--- begin EXERCISE INPUTS ---

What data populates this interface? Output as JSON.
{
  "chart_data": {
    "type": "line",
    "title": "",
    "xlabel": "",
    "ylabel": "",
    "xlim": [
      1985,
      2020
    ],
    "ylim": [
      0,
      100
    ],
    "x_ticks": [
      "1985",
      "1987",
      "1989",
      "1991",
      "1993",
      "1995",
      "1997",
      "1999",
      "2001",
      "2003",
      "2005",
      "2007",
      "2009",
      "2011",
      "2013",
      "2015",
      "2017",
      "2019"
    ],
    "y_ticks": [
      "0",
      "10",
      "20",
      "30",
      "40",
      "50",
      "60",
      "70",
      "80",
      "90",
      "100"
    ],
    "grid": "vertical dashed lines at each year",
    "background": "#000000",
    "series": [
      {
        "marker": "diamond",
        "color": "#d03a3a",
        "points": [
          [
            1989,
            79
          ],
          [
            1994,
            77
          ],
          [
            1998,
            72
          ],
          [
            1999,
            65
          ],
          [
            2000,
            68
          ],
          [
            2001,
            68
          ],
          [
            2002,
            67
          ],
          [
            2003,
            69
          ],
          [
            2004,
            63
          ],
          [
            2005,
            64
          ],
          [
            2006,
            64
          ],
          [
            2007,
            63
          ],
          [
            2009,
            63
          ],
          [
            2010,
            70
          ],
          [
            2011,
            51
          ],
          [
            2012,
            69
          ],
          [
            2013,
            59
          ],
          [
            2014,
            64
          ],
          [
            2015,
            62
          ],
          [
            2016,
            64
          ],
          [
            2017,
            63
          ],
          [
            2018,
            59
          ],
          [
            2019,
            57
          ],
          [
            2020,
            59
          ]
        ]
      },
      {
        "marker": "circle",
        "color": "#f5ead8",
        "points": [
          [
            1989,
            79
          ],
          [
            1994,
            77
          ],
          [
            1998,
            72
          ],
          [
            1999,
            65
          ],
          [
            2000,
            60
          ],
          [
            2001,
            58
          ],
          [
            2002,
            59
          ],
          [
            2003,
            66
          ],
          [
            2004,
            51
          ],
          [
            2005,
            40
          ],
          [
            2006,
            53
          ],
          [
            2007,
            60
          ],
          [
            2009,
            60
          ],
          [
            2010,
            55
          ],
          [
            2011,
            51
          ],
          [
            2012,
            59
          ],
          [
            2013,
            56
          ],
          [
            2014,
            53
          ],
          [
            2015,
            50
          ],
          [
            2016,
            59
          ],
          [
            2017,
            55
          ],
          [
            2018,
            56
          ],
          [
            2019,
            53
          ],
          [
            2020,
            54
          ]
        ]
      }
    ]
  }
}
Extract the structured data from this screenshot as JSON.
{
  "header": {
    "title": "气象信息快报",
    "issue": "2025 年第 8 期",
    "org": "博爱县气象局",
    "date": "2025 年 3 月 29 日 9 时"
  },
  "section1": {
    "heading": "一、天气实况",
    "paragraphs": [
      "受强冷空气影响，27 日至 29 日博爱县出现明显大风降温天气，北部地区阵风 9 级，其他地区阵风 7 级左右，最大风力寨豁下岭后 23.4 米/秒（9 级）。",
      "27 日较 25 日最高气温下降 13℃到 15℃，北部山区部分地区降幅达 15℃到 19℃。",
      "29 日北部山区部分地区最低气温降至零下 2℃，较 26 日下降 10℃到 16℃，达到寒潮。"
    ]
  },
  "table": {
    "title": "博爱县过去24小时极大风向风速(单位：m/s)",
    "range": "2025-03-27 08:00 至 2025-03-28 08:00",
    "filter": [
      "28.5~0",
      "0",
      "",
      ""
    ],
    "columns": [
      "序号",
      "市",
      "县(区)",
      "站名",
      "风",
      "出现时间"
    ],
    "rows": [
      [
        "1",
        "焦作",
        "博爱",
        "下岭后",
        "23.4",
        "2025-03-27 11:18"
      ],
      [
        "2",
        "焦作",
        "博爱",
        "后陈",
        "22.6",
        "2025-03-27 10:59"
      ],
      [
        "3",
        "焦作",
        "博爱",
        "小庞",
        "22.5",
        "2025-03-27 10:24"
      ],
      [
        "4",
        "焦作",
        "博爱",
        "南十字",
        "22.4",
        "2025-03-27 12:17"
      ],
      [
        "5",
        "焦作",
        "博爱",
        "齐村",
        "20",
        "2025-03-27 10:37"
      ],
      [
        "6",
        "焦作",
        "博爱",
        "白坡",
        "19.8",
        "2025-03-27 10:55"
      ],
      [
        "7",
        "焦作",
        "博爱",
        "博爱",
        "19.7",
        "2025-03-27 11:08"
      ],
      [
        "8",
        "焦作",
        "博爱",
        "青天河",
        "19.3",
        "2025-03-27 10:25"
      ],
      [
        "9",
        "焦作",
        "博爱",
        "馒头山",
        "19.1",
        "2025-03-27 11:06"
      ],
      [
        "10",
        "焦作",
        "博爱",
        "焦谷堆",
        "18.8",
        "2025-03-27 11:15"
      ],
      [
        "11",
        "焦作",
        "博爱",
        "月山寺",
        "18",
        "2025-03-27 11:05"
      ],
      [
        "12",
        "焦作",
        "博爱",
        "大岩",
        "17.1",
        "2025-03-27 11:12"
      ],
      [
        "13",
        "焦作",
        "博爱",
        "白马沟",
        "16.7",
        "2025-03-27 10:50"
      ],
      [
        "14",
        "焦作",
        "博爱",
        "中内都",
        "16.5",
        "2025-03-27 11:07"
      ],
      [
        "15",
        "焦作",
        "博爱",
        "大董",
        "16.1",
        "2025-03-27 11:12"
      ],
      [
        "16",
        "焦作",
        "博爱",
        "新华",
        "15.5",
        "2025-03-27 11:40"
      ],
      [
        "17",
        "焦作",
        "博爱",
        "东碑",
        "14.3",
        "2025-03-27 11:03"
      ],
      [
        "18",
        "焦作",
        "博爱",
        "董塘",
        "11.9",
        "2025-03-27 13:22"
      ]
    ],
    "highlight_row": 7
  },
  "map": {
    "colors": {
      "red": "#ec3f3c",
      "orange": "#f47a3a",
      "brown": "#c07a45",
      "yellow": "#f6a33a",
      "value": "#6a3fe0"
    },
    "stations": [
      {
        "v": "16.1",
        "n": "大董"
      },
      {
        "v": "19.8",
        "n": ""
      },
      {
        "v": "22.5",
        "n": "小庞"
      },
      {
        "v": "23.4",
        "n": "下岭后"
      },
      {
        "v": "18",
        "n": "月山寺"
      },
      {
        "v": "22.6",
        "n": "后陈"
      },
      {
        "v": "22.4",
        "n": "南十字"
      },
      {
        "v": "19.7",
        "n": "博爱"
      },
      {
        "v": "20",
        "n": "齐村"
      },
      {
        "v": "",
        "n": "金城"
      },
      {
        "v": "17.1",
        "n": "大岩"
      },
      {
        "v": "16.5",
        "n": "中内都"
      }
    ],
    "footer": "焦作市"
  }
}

--- end EXERCISE INPUTS ---

● TASK TO COMPLETE
Quote every entry exactly.

● COMPLETE RESPONSE
What data populates this interface? Output as JSON.
{
  "chart_data": {
    "type": "line",
    "title": "",
    "xlabel": "",
    "ylabel": "",
    "xlim": [
      1985,
      2020
    ],
    "ylim": [
      0,
      100
    ],
    "x_ticks": [
      "1985",
      "1987",
      "1989",
      "1991",
      "1993",
      "1995",
      "1997",
      "1999",
      "2001",
      "2003",
      "2005",
      "2007",
      "2009",
      "2011",
      "2013",
      "2015",
      "2017",
      "2019"
    ],
    "y_ticks": [
      "0",
      "10",
      "20",
      "30",
      "40",
      "50",
      "60",
      "70",
      "80",
      "90",
      "100"
    ],
    "grid": "vertical dashed lines at each year",
    "background": "#000000",
    "series": [
      {
        "marker": "diamond",
        "color": "#d03a3a",
        "points": [
          [
            1989,
            79
          ],
          [
            1994,
            77
          ],
          [
            1998,
            72
          ],
          [
            1999,
            65
          ],
          [
            2000,
            68
          ],
          [
            2001,
            68
          ],
          [
            2002,
            67
          ],
          [
            2003,
            69
          ],
          [
            2004,
            63
          ],
          [
            2005,
            64
          ],
          [
            2006,
            64
          ],
          [
            2007,
            63
          ],
          [
            2009,
            63
          ],
          [
            2010,
            70
          ],
          [
            2011,
            51
          ],
          [
            2012,
            69
          ],
          [
            2013,
            59
          ],
          [
            2014,
            64
          ],
          [
            2015,
            62
          ],
          [
            2016,
            64
          ],
          [
            2017,
            63
          ],
          [
            2018,
            59
          ],
          [
            2019,
            57
          ],
          [
            2020,
            59
          ]
        ]
      },
      {
        "marker": "circle",
        "color": "#f5ead8",
        "points": [
          [
            1989,
            79
          ],
          [
            1994,
            77
          ],
          [
            1998,
            72
          ],
          [
            1999,
            65
          ],
          [
            2000,
            60
          ],
          [
            2001,
            58
          ],
          [
            2002,
            59
          ],
          [
            2003,
            66
          ],
          [
            2004,
            51
          ],
          [
            2005,
            40
          ],
          [
            2006,
            53
          ],
          [
            2007,
            60
          ],
          [
            2009,
            60
          ],
          [
            2010,
            55
          ],
          [
            2011,
            51
          ],
          [
            2012,
            59
          ],
          [
            2013,
            56
          ],
          [
            2014,
            53
          ],
          [
            2015,
            50
          ],
          [
            2016,
            59
          ],
          [
            2017,
            55
          ],
          [
            2018,
            56
          ],
          [
            2019,
            53
          ],
          [
            2020,
            54
          ]
        ]
      }
    ]
  }
}
Extract the structured data from this screenshot as JSON.
{
  "header": {
    "title": "气象信息快报",
    "issue": "2025 年第 8 期",
    "org": "博爱县气象局",
    "date": "2025 年 3 月 29 日 9 时"
  },
  "section1": {
    "heading": "一、天气实况",
    "paragraphs": [
      "受强冷空气影响，27 日至 29 日博爱县出现明显大风降温天气，北部地区阵风 9 级，其他地区阵风 7 级左右，最大风力寨豁下岭后 23.4 米/秒（9 级）。",
      "27 日较 25 日最高气温下降 13℃到 15℃，北部山区部分地区降幅达 15℃到 19℃。",
      "29 日北部山区部分地区最低气温降至零下 2℃，较 26 日下降 10℃到 16℃，达到寒潮。"
    ]
  },
  "table": {
    "title": "博爱县过去24小时极大风向风速(单位：m/s)",
    "range": "2025-03-27 08:00 至 2025-03-28 08:00",
    "filter": [
      "28.5~0",
      "0",
      "",
      ""
    ],
    "columns": [
      "序号",
      "市",
      "县(区)",
      "站名",
      "风",
      "出现时间"
    ],
    "rows": [
      [
        "1",
        "焦作",
        "博爱",
        "下岭后",
        "23.4",
        "2025-03-27 11:18"
      ],
      [
        "2",
        "焦作",
        "博爱",
        "后陈",
        "22.6",
        "2025-03-27 10:59"
      ],
      [
        "3",
        "焦作",
        "博爱",
        "小庞",
        "22.5",
        "2025-03-27 10:24"
      ],
      [
        "4",
        "焦作",
        "博爱",
        "南十字",
        "22.4",
        "2025-03-27 12:17"
      ],
      [
        "5",
        "焦作",
        "博爱",
        "齐村",
        "20",
        "2025-03-27 10:37"
      ],
      [
        "6",
        "焦作",
        "博爱",
        "白坡",
        "19.8",
        "2025-03-27 10:55"
      ],
      [
        "7",
        "焦作",
        "博爱",
        "博爱",
        "19.7",
        "2025-03-27 11:08"
      ],
      [
        "8",
        "焦作",
        "博爱",
        "青天河",
        "19.3",
        "2025-03-27 10:25"
      ],
      [
        "9",
        "焦作",
        "博爱",
        "馒头山",
        "19.1",
        "2025-03-27 11:06"
      ],
      [
        "10",
        "焦作",
        "博爱",
        "焦谷堆",
        "18.8",
        "2025-03-27 11:15"
      ],
      [
        "11",
        "焦作",
        "博爱",
        "月山寺",
        "18",
        "2025-03-27 11:05"
      ],
      [
        "12",
        "焦作",
        "博爱",
        "大岩",
        "17.1",
        "2025-03-27 11:12"
      ],
      [
        "13",
        "焦作",
        "博爱",
        "白马沟",
        "16.7",
        "2025-03-27 10:50"
      ],
      [
        "14",
        "焦作",
        "博爱",
        "中内都",
        "16.5",
        "2025-03-27 11:07"
      ],
      [
        "15",
        "焦作",
        "博爱",
        "大董",
        "16.1",
        "2025-03-27 11:12"
      ],
      [
        "16",
        "焦作",
        "博爱",
        "新华",
        "15.5",
        "2025-03-27 11:40"
      ],
      [
        "17",
        "焦作",
        "博爱",
        "东碑",
        "14.3",
        "2025-03-27 11:03"
      ],
      [
        "18",
        "焦作",
        "博爱",
        "董塘",
        "11.9",
        "2025-03-27 13:22"
      ]
    ],
    "highlight_row": 7
  },
  "map": {
    "colors": {
      "red": "#ec3f3c",
      "orange": "#f47a3a",
      "brown": "#c07a45",
      "yellow": "#f6a33a",
      "value": "#6a3fe0"
    },
    "stations": [
      {
        "v": "16.1",
        "n": "大董"
      },
      {
        "v": "19.8",
        "n": ""
      },
      {
        "v": "22.5",
        "n": "小庞"
      },
      {
        "v": "23.4",
        "n": "下岭后"
      },
      {
        "v": "18",
        "n": "月山寺"
      },
      {
        "v": "22.6",
        "n": "后陈"
      },
      {
        "v": "22.4",
        "n": "南十字"
      },
      {
        "v": "19.7",
        "n": "博爱"
      },
      {
        "v": "20",
        "n": "齐村"
      },
      {
        "v": "",
        "n": "金城"
      },
      {
        "v": "17.1",
        "n": "大岩"
      },
      {
        "v": "16.5",
        "n": "中内都"
      }
    ],
    "footer": "焦作市"
  }
}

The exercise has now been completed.